**MATERIAL PROVIDED**

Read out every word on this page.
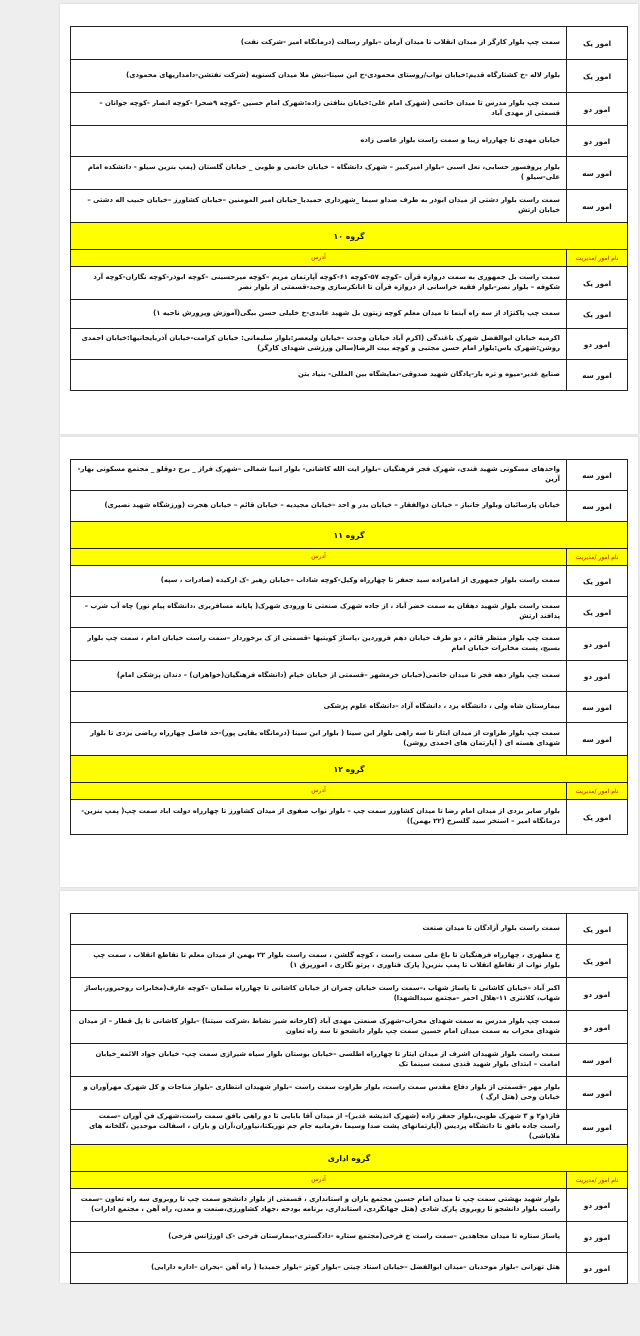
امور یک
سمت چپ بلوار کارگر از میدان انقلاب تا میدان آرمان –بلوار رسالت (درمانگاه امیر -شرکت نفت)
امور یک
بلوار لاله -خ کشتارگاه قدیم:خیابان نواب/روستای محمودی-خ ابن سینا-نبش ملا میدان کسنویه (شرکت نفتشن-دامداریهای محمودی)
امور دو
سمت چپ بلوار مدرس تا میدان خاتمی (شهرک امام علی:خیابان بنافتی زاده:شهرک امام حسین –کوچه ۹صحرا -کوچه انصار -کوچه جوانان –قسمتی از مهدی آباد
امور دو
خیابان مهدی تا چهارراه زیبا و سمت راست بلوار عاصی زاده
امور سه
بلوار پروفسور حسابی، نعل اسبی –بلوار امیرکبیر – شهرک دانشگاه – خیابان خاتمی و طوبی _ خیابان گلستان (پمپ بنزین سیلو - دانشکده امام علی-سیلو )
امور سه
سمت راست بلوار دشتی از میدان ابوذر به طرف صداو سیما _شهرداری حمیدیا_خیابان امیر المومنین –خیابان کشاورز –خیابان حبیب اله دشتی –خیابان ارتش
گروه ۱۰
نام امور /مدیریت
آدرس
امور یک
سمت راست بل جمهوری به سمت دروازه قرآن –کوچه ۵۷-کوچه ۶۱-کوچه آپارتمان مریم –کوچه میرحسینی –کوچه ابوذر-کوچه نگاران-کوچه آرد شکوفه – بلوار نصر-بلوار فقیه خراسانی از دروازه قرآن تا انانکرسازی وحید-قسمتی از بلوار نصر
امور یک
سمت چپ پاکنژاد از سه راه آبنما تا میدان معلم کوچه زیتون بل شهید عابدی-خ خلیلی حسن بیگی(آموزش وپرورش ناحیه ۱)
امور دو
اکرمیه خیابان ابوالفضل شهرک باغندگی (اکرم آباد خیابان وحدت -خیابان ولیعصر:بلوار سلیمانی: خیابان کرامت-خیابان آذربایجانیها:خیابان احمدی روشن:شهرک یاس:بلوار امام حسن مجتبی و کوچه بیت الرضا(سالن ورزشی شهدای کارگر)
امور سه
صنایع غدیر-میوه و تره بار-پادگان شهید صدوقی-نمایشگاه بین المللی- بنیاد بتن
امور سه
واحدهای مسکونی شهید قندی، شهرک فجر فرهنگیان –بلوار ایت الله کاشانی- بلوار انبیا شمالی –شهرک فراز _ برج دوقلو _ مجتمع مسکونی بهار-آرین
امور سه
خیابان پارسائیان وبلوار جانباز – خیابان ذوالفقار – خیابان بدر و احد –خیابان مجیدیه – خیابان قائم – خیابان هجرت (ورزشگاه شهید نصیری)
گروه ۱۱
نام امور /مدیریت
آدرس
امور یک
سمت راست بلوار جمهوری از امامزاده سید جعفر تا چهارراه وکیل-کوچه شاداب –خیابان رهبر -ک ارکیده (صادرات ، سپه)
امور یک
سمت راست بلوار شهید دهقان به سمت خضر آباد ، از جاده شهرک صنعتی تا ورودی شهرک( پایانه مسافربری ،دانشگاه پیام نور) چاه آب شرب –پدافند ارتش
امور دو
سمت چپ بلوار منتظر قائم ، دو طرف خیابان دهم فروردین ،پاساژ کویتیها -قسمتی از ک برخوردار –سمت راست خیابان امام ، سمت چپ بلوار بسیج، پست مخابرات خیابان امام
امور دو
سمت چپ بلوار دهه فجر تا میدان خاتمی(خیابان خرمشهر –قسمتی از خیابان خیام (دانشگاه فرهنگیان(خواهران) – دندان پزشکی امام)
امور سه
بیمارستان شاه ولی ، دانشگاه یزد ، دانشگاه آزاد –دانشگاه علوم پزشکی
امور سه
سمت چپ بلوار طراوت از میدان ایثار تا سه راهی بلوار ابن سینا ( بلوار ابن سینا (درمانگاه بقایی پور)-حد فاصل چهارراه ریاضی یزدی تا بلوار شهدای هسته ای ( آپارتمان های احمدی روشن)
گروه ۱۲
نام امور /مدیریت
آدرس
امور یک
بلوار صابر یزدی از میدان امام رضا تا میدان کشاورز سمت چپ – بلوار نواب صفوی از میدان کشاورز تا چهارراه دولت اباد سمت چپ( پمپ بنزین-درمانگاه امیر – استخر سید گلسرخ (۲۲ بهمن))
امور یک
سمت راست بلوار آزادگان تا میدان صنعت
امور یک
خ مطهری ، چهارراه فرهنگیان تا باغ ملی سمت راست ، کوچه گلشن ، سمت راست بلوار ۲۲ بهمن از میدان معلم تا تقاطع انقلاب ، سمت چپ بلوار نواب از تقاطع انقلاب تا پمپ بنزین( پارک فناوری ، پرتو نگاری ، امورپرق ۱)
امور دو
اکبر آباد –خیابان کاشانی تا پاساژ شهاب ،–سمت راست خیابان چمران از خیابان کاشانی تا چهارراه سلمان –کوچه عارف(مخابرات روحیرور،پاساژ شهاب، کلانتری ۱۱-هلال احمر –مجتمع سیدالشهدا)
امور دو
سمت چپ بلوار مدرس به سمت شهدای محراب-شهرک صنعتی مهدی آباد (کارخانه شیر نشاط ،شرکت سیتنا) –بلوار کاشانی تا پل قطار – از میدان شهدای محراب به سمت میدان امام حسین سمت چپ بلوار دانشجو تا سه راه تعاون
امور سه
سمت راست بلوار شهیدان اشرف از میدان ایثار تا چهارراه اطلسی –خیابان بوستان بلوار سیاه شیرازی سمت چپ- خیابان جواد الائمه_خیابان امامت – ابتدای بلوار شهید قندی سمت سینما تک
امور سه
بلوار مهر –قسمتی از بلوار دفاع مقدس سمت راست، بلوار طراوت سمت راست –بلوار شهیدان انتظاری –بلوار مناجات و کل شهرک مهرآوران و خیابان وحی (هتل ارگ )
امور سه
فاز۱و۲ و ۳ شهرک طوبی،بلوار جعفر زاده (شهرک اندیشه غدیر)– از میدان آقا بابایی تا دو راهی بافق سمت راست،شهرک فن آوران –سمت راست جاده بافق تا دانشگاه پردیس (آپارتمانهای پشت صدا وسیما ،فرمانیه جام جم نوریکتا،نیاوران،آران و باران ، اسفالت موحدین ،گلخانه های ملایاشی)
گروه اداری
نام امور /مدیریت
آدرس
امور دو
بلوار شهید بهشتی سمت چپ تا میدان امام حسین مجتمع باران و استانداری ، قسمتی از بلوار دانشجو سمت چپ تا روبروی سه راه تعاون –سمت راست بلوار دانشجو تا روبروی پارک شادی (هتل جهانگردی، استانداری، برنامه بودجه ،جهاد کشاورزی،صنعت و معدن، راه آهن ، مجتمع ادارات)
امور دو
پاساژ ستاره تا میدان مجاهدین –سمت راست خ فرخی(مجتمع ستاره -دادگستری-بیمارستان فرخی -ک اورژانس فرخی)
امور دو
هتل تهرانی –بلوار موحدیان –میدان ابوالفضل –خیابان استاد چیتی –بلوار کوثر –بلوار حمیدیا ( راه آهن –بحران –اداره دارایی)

**SET EXERCISE**
From the entries above, copy each line holding "کارگر".

**FULL ANSWER**
سمت چپ بلوار کارگر از میدان انقلاب تا میدان آرمان –بلوار رسالت (درمانگاه امیر -شرکت نفت)
اکرمیه خیابان ابوالفضل شهرک باغندگی (اکرم آباد خیابان وحدت -خیابان ولیعصر:بلوار سلیمانی: خیابان کرامت-خیابان آذربایجانیها:خیابان احمدی روشن:شهرک یاس:بلوار امام حسن مجتبی و کوچه بیت الرضا(سالن ورزشی شهدای کارگر)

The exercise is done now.